━━ Source records
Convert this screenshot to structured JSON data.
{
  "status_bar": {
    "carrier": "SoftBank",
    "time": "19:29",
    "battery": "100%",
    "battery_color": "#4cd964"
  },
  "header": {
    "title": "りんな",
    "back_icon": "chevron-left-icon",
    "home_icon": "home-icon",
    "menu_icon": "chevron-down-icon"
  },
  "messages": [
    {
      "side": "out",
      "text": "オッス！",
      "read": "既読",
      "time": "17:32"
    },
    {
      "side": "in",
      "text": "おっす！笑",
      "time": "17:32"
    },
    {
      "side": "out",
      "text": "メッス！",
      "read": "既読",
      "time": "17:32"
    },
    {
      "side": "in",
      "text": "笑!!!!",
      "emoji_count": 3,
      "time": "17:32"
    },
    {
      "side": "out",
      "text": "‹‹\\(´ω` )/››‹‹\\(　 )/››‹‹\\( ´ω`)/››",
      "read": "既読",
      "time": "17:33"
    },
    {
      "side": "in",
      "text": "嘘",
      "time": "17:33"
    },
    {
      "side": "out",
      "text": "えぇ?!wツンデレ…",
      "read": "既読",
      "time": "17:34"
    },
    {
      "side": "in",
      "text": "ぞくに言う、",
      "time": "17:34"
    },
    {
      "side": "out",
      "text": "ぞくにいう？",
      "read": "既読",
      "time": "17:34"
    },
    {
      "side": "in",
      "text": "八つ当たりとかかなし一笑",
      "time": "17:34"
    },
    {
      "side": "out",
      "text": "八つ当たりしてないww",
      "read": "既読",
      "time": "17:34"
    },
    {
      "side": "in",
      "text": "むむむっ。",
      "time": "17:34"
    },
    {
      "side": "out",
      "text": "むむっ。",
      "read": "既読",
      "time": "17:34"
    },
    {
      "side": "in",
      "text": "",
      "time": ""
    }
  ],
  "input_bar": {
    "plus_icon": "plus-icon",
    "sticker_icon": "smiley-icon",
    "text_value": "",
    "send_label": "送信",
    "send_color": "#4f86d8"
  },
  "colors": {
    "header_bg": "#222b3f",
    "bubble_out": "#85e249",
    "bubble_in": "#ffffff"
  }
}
━━━━
## What is asked:
All of the entries must be written out exactly as they stand.

## Answer to this task:
Convert this screenshot to structured JSON data.
{
  "status_bar": {
    "carrier": "SoftBank",
    "time": "19:29",
    "battery": "100%",
    "battery_color": "#4cd964"
  },
  "header": {
    "title": "りんな",
    "back_icon": "chevron-left-icon",
    "home_icon": "home-icon",
    "menu_icon": "chevron-down-icon"
  },
  "messages": [
    {
      "side": "out",
      "text": "オッス！",
      "read": "既読",
      "time": "17:32"
    },
    {
      "side": "in",
      "text": "おっす！笑",
      "time": "17:32"
    },
    {
      "side": "out",
      "text": "メッス！",
      "read": "既読",
      "time": "17:32"
    },
    {
      "side": "in",
      "text": "笑!!!!",
      "emoji_count": 3,
      "time": "17:32"
    },
    {
      "side": "out",
      "text": "‹‹\\(´ω` )/››‹‹\\(　 )/››‹‹\\( ´ω`)/››",
      "read": "既読",
      "time": "17:33"
    },
    {
      "side": "in",
      "text": "嘘",
      "time": "17:33"
    },
    {
      "side": "out",
      "text": "えぇ?!wツンデレ…",
      "read": "既読",
      "time": "17:34"
    },
    {
      "side": "in",
      "text": "ぞくに言う、",
      "time": "17:34"
    },
    {
      "side": "out",
      "text": "ぞくにいう？",
      "read": "既読",
      "time": "17:34"
    },
    {
      "side": "in",
      "text": "八つ当たりとかかなし一笑",
      "time": "17:34"
    },
    {
      "side": "out",
      "text": "八つ当たりしてないww",
      "read": "既読",
      "time": "17:34"
    },
    {
      "side": "in",
      "text": "むむむっ。",
      "time": "17:34"
    },
    {
      "side": "out",
      "text": "むむっ。",
      "read": "既読",
      "time": "17:34"
    },
    {
      "side": "in",
      "text": "",
      "time": ""
    }
  ],
  "input_bar": {
    "plus_icon": "plus-icon",
    "sticker_icon": "smiley-icon",
    "text_value": "",
    "send_label": "送信",
    "send_color": "#4f86d8"
  },
  "colors": {
    "header_bg": "#222b3f",
    "bubble_out": "#85e249",
    "bubble_in": "#ffffff"
  }
}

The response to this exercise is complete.